Copy out each line containing "marker" from the entries below.

* START Given data *

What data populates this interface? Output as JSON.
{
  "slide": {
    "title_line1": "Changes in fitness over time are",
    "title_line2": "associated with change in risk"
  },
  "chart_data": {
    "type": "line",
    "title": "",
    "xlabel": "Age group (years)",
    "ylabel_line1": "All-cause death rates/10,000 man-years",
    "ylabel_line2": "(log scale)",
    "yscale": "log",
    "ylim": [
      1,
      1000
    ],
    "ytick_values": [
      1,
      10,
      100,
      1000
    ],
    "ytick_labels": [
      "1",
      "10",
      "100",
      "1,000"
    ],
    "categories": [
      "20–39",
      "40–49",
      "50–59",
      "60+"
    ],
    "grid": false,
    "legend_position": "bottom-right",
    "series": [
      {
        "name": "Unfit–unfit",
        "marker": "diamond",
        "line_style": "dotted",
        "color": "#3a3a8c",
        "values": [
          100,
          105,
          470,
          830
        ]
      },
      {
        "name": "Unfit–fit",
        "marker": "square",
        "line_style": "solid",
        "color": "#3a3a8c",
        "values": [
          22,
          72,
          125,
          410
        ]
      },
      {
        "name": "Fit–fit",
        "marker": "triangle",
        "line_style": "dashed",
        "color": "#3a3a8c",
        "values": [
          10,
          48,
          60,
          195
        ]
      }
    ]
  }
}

* END Given data *

Response below:
        "marker": "diamond",
        "marker": "square",
        "marker": "triangle",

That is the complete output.